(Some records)
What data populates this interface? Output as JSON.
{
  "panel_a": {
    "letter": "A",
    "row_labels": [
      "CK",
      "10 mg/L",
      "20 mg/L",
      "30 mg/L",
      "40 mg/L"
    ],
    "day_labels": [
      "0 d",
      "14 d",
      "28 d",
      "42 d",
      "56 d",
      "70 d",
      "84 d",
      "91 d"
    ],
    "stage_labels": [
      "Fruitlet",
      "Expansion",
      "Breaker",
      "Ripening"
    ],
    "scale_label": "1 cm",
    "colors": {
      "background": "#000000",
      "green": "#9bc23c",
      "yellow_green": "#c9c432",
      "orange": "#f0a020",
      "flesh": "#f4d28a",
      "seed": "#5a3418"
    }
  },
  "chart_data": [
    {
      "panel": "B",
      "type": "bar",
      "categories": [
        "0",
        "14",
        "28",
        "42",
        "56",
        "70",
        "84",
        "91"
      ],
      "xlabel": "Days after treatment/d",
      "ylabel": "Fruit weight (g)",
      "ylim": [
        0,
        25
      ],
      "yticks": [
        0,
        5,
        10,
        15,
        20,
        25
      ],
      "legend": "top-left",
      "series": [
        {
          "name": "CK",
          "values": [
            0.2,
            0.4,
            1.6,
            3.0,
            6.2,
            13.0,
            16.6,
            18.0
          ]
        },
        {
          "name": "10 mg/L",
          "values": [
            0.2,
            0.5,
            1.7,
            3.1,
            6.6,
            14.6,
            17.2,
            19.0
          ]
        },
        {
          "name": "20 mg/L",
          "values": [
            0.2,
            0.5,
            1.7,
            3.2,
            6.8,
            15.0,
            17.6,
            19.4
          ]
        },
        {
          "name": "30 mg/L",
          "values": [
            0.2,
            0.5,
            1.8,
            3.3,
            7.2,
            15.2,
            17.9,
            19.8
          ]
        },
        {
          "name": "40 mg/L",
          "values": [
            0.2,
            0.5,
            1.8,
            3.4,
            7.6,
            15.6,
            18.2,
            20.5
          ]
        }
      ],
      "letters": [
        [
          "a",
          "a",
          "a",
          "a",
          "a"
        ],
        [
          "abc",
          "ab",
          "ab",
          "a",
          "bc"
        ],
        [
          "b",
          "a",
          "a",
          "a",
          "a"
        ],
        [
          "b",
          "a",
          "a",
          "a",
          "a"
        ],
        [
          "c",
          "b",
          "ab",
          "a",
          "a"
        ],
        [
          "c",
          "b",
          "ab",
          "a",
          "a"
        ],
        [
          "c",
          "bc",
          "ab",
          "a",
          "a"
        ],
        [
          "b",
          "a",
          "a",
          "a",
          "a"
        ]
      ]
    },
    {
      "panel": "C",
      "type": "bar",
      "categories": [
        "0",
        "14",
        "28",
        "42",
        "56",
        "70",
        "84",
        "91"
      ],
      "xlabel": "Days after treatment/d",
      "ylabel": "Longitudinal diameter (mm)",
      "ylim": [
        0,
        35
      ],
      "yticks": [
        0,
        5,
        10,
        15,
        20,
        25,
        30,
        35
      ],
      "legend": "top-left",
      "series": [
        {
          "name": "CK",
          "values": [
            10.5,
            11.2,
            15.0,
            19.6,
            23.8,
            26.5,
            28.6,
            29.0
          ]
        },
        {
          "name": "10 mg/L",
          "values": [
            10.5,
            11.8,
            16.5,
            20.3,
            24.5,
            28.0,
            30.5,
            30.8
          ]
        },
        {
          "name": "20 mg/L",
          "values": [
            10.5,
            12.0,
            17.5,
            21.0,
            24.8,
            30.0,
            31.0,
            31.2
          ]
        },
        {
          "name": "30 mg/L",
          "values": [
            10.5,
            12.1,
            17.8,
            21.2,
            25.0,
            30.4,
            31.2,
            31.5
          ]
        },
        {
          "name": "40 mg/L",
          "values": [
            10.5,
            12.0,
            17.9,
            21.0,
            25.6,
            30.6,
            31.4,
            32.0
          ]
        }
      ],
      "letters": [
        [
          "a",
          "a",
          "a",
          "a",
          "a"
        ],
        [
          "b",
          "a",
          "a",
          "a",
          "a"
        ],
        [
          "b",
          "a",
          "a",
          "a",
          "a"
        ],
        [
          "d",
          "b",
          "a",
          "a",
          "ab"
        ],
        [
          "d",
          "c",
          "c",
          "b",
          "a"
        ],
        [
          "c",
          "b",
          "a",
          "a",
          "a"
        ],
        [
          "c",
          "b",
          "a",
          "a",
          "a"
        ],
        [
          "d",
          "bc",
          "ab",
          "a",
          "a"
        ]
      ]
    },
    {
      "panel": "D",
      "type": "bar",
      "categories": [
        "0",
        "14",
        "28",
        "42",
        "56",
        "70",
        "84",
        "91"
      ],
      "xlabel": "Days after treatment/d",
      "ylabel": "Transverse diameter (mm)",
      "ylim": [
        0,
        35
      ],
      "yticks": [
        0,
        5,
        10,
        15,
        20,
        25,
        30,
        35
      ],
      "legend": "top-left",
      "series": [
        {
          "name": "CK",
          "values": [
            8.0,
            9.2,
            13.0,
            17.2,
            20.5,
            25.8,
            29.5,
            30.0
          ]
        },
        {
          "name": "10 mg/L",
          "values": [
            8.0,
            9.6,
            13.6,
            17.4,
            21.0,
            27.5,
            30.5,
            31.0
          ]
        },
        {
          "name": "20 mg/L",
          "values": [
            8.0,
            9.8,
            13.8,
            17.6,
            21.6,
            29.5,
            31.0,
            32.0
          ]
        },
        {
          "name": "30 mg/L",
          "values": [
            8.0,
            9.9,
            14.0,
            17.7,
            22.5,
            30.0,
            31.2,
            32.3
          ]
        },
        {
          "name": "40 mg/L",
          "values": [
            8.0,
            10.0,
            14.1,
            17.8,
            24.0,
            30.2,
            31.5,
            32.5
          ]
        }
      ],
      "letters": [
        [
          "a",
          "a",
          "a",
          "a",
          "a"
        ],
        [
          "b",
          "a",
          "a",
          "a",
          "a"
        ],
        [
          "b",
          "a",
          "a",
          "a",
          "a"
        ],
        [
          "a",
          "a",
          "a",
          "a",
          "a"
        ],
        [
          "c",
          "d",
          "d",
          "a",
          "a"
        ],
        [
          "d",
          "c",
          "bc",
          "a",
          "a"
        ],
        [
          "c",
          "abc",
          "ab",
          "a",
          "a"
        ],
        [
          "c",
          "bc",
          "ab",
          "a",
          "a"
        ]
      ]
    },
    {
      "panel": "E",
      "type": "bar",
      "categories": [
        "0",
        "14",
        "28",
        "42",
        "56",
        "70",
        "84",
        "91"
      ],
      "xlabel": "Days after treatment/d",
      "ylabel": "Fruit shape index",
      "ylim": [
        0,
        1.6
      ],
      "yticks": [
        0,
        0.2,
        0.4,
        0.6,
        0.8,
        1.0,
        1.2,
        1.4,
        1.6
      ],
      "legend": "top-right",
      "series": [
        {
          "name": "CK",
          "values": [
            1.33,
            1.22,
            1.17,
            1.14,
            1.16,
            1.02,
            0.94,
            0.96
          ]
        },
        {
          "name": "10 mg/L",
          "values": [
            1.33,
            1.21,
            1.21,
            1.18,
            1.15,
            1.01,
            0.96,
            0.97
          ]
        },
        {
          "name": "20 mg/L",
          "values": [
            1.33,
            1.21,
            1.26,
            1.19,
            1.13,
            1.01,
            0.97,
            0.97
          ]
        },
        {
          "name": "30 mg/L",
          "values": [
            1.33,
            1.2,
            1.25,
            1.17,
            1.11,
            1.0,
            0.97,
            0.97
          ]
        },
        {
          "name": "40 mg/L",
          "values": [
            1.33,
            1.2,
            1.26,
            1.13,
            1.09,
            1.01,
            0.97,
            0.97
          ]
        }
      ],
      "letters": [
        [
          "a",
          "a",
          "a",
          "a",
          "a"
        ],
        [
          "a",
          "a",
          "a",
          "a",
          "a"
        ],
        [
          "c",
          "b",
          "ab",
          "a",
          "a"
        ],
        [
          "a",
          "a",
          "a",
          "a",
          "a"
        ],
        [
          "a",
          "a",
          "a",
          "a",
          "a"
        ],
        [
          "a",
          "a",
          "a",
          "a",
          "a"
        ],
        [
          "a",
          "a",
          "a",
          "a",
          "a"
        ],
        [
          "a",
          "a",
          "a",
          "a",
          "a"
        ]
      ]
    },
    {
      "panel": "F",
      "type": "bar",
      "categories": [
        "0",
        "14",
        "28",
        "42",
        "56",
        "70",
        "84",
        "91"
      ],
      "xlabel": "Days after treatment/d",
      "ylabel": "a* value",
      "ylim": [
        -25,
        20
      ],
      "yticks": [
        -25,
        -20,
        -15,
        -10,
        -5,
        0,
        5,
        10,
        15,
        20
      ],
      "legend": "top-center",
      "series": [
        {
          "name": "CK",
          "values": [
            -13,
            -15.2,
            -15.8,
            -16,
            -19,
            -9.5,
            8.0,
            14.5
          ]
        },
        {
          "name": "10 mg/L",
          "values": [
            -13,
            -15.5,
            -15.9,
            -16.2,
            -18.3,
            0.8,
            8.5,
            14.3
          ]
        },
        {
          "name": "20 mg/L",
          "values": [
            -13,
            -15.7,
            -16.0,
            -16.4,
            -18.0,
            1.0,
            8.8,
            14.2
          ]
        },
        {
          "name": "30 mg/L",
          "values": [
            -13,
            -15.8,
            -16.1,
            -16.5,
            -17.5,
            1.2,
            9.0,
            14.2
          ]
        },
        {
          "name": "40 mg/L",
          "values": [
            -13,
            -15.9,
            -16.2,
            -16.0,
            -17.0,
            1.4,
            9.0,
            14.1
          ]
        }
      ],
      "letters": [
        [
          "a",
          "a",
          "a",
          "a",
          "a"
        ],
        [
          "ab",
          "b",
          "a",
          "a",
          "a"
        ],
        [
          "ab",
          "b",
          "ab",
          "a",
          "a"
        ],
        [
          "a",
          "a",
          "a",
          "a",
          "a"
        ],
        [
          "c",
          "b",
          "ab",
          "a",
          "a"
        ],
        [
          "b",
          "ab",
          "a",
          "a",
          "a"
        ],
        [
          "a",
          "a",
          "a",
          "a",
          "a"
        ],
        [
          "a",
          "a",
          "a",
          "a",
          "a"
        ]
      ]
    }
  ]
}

Exercise details ▸ Above are lines of data; state how many of them contain the word "diameter", with no other output.

Solution ▸ 2